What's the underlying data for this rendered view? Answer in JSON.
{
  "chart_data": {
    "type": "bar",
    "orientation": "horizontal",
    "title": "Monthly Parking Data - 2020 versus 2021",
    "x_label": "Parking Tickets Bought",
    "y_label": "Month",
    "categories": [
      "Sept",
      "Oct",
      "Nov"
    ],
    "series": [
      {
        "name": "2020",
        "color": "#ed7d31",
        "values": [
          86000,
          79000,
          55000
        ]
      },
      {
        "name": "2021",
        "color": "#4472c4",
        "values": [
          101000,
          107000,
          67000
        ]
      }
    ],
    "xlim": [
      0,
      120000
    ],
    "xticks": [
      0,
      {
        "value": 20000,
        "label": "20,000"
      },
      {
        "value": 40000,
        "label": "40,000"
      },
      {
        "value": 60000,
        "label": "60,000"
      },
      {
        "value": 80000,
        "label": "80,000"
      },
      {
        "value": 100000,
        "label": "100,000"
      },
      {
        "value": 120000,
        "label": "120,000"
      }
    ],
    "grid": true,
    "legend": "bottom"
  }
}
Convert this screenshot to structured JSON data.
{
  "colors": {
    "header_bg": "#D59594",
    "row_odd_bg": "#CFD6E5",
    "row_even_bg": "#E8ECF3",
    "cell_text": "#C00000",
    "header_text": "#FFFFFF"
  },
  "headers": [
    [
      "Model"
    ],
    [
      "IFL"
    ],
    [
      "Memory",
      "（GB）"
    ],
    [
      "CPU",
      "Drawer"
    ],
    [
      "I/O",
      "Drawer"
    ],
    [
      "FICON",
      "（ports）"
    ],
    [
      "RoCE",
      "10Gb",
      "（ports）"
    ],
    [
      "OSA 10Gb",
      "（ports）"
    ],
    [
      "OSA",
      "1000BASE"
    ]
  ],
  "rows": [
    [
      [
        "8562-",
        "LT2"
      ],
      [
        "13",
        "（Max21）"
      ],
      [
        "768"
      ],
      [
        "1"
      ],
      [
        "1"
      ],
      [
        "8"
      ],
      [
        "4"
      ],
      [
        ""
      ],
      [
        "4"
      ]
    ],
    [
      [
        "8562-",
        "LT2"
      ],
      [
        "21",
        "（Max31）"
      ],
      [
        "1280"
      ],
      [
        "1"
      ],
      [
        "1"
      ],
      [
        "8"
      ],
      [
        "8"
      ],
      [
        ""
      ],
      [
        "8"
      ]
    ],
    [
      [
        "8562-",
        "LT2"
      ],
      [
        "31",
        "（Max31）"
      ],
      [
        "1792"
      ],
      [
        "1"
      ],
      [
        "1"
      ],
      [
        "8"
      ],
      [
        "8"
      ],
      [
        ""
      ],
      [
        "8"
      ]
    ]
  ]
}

========

> [Directions] Extract, exactly as they appear, the lines from the one containing "Convert this screenshot" through the final line.

> [Completed exercise]
Convert this screenshot to structured JSON data.
{
  "colors": {
    "header_bg": "#D59594",
    "row_odd_bg": "#CFD6E5",
    "row_even_bg": "#E8ECF3",
    "cell_text": "#C00000",
    "header_text": "#FFFFFF"
  },
  "headers": [
    [
      "Model"
    ],
    [
      "IFL"
    ],
    [
      "Memory",
      "（GB）"
    ],
    [
      "CPU",
      "Drawer"
    ],
    [
      "I/O",
      "Drawer"
    ],
    [
      "FICON",
      "（ports）"
    ],
    [
      "RoCE",
      "10Gb",
      "（ports）"
    ],
    [
      "OSA 10Gb",
      "（ports）"
    ],
    [
      "OSA",
      "1000BASE"
    ]
  ],
  "rows": [
    [
      [
        "8562-",
        "LT2"
      ],
      [
        "13",
        "（Max21）"
      ],
      [
        "768"
      ],
      [
        "1"
      ],
      [
        "1"
      ],
      [
        "8"
      ],
      [
        "4"
      ],
      [
        ""
      ],
      [
        "4"
      ]
    ],
    [
      [
        "8562-",
        "LT2"
      ],
      [
        "21",
        "（Max31）"
      ],
      [
        "1280"
      ],
      [
        "1"
      ],
      [
        "1"
      ],
      [
        "8"
      ],
      [
        "8"
      ],
      [
        ""
      ],
      [
        "8"
      ]
    ],
    [
      [
        "8562-",
        "LT2"
      ],
      [
        "31",
        "（Max31）"
      ],
      [
        "1792"
      ],
      [
        "1"
      ],
      [
        "1"
      ],
      [
        "8"
      ],
      [
        "8"
      ],
      [
        ""
      ],
      [
        "8"
      ]
    ]
  ]
}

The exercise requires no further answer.